[Short task]
Every record below should be printed exactly as it appears.
*** Records for the exercise ***
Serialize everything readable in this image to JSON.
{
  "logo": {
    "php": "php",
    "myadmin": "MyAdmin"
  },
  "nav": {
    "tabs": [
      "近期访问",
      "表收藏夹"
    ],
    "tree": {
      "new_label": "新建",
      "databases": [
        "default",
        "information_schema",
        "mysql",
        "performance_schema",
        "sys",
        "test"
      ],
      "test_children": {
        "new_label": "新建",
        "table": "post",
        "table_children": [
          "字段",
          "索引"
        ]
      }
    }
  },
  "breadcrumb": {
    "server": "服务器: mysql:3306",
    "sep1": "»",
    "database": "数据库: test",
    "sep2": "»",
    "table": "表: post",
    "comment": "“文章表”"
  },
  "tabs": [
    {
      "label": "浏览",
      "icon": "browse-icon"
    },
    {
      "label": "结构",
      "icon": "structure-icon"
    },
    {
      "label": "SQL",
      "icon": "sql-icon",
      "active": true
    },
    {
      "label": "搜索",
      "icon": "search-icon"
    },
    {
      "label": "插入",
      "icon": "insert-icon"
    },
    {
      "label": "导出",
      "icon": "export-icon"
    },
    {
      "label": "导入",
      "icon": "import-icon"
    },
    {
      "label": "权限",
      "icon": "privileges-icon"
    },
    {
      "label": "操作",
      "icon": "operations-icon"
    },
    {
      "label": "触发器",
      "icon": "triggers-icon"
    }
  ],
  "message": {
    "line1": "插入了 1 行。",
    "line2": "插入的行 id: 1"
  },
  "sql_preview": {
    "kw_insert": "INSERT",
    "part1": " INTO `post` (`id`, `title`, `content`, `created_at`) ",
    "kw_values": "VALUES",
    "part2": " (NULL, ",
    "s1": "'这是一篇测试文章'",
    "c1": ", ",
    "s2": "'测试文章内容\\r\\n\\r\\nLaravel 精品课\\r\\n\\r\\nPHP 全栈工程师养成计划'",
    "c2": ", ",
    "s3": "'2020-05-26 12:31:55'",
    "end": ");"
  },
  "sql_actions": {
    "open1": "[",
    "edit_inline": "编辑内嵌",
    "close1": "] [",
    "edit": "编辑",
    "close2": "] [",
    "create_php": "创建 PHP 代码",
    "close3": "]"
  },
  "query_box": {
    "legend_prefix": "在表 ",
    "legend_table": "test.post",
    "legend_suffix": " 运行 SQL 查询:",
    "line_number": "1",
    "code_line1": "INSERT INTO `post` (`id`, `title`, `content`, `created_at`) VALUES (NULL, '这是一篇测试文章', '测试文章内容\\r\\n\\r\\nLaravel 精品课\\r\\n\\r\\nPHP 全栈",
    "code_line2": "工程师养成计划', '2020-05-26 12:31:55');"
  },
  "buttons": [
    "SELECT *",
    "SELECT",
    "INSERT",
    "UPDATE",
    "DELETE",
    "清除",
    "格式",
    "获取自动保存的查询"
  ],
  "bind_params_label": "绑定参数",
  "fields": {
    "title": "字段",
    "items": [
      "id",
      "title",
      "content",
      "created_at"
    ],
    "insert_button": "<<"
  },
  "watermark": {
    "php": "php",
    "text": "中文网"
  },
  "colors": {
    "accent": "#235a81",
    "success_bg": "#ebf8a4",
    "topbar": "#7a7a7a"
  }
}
***
[The output]
Serialize everything readable in this image to JSON.
{
  "logo": {
    "php": "php",
    "myadmin": "MyAdmin"
  },
  "nav": {
    "tabs": [
      "近期访问",
      "表收藏夹"
    ],
    "tree": {
      "new_label": "新建",
      "databases": [
        "default",
        "information_schema",
        "mysql",
        "performance_schema",
        "sys",
        "test"
      ],
      "test_children": {
        "new_label": "新建",
        "table": "post",
        "table_children": [
          "字段",
          "索引"
        ]
      }
    }
  },
  "breadcrumb": {
    "server": "服务器: mysql:3306",
    "sep1": "»",
    "database": "数据库: test",
    "sep2": "»",
    "table": "表: post",
    "comment": "“文章表”"
  },
  "tabs": [
    {
      "label": "浏览",
      "icon": "browse-icon"
    },
    {
      "label": "结构",
      "icon": "structure-icon"
    },
    {
      "label": "SQL",
      "icon": "sql-icon",
      "active": true
    },
    {
      "label": "搜索",
      "icon": "search-icon"
    },
    {
      "label": "插入",
      "icon": "insert-icon"
    },
    {
      "label": "导出",
      "icon": "export-icon"
    },
    {
      "label": "导入",
      "icon": "import-icon"
    },
    {
      "label": "权限",
      "icon": "privileges-icon"
    },
    {
      "label": "操作",
      "icon": "operations-icon"
    },
    {
      "label": "触发器",
      "icon": "triggers-icon"
    }
  ],
  "message": {
    "line1": "插入了 1 行。",
    "line2": "插入的行 id: 1"
  },
  "sql_preview": {
    "kw_insert": "INSERT",
    "part1": " INTO `post` (`id`, `title`, `content`, `created_at`) ",
    "kw_values": "VALUES",
    "part2": " (NULL, ",
    "s1": "'这是一篇测试文章'",
    "c1": ", ",
    "s2": "'测试文章内容\\r\\n\\r\\nLaravel 精品课\\r\\n\\r\\nPHP 全栈工程师养成计划'",
    "c2": ", ",
    "s3": "'2020-05-26 12:31:55'",
    "end": ");"
  },
  "sql_actions": {
    "open1": "[",
    "edit_inline": "编辑内嵌",
    "close1": "] [",
    "edit": "编辑",
    "close2": "] [",
    "create_php": "创建 PHP 代码",
    "close3": "]"
  },
  "query_box": {
    "legend_prefix": "在表 ",
    "legend_table": "test.post",
    "legend_suffix": " 运行 SQL 查询:",
    "line_number": "1",
    "code_line1": "INSERT INTO `post` (`id`, `title`, `content`, `created_at`) VALUES (NULL, '这是一篇测试文章', '测试文章内容\\r\\n\\r\\nLaravel 精品课\\r\\n\\r\\nPHP 全栈",
    "code_line2": "工程师养成计划', '2020-05-26 12:31:55');"
  },
  "buttons": [
    "SELECT *",
    "SELECT",
    "INSERT",
    "UPDATE",
    "DELETE",
    "清除",
    "格式",
    "获取自动保存的查询"
  ],
  "bind_params_label": "绑定参数",
  "fields": {
    "title": "字段",
    "items": [
      "id",
      "title",
      "content",
      "created_at"
    ],
    "insert_button": "<<"
  },
  "watermark": {
    "php": "php",
    "text": "中文网"
  },
  "colors": {
    "accent": "#235a81",
    "success_bg": "#ebf8a4",
    "topbar": "#7a7a7a"
  }
}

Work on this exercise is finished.